EXERCISE INSTRUCTIONS =>
Set down, unchanged, the rows from the first one through the line containing "comment-count: 0 [790, 425, 818, 440]", including that line.

Rows from a dataset =>

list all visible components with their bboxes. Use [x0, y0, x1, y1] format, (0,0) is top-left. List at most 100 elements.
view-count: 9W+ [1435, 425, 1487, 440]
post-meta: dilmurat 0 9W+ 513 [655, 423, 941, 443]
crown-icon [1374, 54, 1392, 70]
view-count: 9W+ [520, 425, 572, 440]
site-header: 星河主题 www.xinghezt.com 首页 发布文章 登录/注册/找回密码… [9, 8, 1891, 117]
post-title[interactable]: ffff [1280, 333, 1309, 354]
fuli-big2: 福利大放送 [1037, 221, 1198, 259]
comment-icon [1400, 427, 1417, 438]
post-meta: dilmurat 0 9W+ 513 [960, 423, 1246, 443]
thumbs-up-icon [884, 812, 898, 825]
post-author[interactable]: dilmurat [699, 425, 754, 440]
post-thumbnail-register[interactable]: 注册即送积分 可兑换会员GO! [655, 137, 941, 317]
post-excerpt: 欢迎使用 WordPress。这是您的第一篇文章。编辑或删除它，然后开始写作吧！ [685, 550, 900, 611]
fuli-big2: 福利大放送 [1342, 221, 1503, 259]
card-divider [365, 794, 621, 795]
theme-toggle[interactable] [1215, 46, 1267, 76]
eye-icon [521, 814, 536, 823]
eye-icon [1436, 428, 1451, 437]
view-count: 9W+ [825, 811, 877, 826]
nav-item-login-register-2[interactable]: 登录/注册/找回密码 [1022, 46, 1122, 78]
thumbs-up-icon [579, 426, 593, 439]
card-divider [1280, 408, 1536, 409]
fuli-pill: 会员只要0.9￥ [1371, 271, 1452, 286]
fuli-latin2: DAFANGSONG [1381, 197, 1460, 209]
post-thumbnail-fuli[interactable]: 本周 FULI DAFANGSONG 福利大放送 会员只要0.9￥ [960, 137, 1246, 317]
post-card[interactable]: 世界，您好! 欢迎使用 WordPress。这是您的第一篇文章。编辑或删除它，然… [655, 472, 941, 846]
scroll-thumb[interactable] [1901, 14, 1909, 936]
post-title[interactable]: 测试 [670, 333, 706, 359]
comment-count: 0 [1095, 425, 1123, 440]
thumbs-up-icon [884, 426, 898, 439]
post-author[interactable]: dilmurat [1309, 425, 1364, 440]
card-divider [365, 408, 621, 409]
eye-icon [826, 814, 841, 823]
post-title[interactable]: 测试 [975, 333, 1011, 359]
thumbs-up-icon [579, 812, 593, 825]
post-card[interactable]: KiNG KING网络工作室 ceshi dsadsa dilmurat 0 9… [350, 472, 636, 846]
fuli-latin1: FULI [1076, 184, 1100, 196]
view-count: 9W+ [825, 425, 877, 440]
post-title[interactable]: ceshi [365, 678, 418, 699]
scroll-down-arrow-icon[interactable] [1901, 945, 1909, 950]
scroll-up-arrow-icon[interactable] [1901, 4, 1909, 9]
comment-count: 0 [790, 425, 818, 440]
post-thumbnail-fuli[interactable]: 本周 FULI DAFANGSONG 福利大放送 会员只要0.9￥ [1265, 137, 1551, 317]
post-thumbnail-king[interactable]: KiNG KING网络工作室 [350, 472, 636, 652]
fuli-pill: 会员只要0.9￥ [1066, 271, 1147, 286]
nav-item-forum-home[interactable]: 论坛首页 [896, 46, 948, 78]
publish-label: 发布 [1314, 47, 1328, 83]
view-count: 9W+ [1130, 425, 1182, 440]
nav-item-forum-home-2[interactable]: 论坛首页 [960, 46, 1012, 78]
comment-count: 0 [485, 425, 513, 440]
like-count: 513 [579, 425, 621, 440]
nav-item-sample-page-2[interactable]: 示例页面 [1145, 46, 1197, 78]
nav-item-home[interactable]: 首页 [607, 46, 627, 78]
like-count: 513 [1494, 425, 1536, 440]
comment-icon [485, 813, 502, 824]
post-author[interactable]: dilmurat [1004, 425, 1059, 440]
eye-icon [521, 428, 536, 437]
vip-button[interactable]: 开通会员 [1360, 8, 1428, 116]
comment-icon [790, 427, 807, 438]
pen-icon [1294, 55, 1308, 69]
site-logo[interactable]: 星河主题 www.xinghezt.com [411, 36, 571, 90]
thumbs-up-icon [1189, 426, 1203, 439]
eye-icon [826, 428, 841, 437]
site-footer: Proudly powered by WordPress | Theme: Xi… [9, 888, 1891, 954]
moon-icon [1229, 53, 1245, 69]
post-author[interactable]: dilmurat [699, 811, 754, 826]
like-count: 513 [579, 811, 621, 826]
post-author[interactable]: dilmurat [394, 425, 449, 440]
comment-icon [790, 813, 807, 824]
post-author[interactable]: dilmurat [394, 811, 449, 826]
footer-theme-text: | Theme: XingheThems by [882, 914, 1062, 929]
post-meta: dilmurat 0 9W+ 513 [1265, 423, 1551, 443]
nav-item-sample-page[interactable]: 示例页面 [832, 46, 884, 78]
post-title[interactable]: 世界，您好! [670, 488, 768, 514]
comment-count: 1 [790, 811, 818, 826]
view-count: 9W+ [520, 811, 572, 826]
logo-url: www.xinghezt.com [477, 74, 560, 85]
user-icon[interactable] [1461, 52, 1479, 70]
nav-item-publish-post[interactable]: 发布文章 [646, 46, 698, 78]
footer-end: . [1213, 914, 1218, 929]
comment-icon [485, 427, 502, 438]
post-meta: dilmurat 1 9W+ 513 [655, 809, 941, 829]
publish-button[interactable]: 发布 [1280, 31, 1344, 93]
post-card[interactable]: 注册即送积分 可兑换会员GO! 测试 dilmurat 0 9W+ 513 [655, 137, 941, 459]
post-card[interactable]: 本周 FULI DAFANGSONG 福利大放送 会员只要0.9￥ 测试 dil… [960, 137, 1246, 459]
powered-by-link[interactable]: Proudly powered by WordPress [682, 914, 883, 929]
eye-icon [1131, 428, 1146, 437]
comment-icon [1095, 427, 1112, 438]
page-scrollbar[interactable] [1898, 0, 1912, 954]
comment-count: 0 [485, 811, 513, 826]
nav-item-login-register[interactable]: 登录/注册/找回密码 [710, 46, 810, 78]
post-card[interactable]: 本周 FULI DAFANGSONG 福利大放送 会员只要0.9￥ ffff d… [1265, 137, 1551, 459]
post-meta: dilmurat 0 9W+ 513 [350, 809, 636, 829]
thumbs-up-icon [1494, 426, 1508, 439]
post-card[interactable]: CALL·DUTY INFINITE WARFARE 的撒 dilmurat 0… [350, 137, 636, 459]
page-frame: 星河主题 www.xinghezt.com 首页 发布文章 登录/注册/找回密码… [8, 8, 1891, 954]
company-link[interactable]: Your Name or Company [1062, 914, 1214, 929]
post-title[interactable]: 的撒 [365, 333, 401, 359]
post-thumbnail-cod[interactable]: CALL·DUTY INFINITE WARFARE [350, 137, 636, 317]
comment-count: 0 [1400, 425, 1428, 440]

CORRECT RESULT =>
list all visible components with their bboxes. Use [x0, y0, x1, y1] format, (0,0) is top-left. List at most 100 elements.
view-count: 9W+ [1435, 425, 1487, 440]
post-meta: dilmurat 0 9W+ 513 [655, 423, 941, 443]
crown-icon [1374, 54, 1392, 70]
view-count: 9W+ [520, 425, 572, 440]
site-header: 星河主题 www.xinghezt.com 首页 发布文章 登录/注册/找回密码… [9, 8, 1891, 117]
post-title[interactable]: ffff [1280, 333, 1309, 354]
fuli-big2: 福利大放送 [1037, 221, 1198, 259]
comment-icon [1400, 427, 1417, 438]
post-meta: dilmurat 0 9W+ 513 [960, 423, 1246, 443]
thumbs-up-icon [884, 812, 898, 825]
post-author[interactable]: dilmurat [699, 425, 754, 440]
post-thumbnail-register[interactable]: 注册即送积分 可兑换会员GO! [655, 137, 941, 317]
post-excerpt: 欢迎使用 WordPress。这是您的第一篇文章。编辑或删除它，然后开始写作吧！ [685, 550, 900, 611]
fuli-big2: 福利大放送 [1342, 221, 1503, 259]
card-divider [365, 794, 621, 795]
theme-toggle[interactable] [1215, 46, 1267, 76]
eye-icon [521, 814, 536, 823]
eye-icon [1436, 428, 1451, 437]
view-count: 9W+ [825, 811, 877, 826]
nav-item-login-register-2[interactable]: 登录/注册/找回密码 [1022, 46, 1122, 78]
thumbs-up-icon [579, 426, 593, 439]
card-divider [1280, 408, 1536, 409]
fuli-pill: 会员只要0.9￥ [1371, 271, 1452, 286]
fuli-latin2: DAFANGSONG [1381, 197, 1460, 209]
post-thumbnail-fuli[interactable]: 本周 FULI DAFANGSONG 福利大放送 会员只要0.9￥ [960, 137, 1246, 317]
post-card[interactable]: 世界，您好! 欢迎使用 WordPress。这是您的第一篇文章。编辑或删除它，然… [655, 472, 941, 846]
scroll-thumb[interactable] [1901, 14, 1909, 936]
post-title[interactable]: 测试 [670, 333, 706, 359]
comment-count: 0 [1095, 425, 1123, 440]
thumbs-up-icon [884, 426, 898, 439]
post-author[interactable]: dilmurat [1309, 425, 1364, 440]
card-divider [365, 408, 621, 409]
eye-icon [826, 814, 841, 823]
post-title[interactable]: 测试 [975, 333, 1011, 359]
thumbs-up-icon [579, 812, 593, 825]
post-card[interactable]: KiNG KING网络工作室 ceshi dsadsa dilmurat 0 9… [350, 472, 636, 846]
fuli-latin1: FULI [1076, 184, 1100, 196]
view-count: 9W+ [825, 425, 877, 440]
post-title[interactable]: ceshi [365, 678, 418, 699]
scroll-down-arrow-icon[interactable] [1901, 945, 1909, 950]
scroll-up-arrow-icon[interactable] [1901, 4, 1909, 9]
comment-count: 0 [790, 425, 818, 440]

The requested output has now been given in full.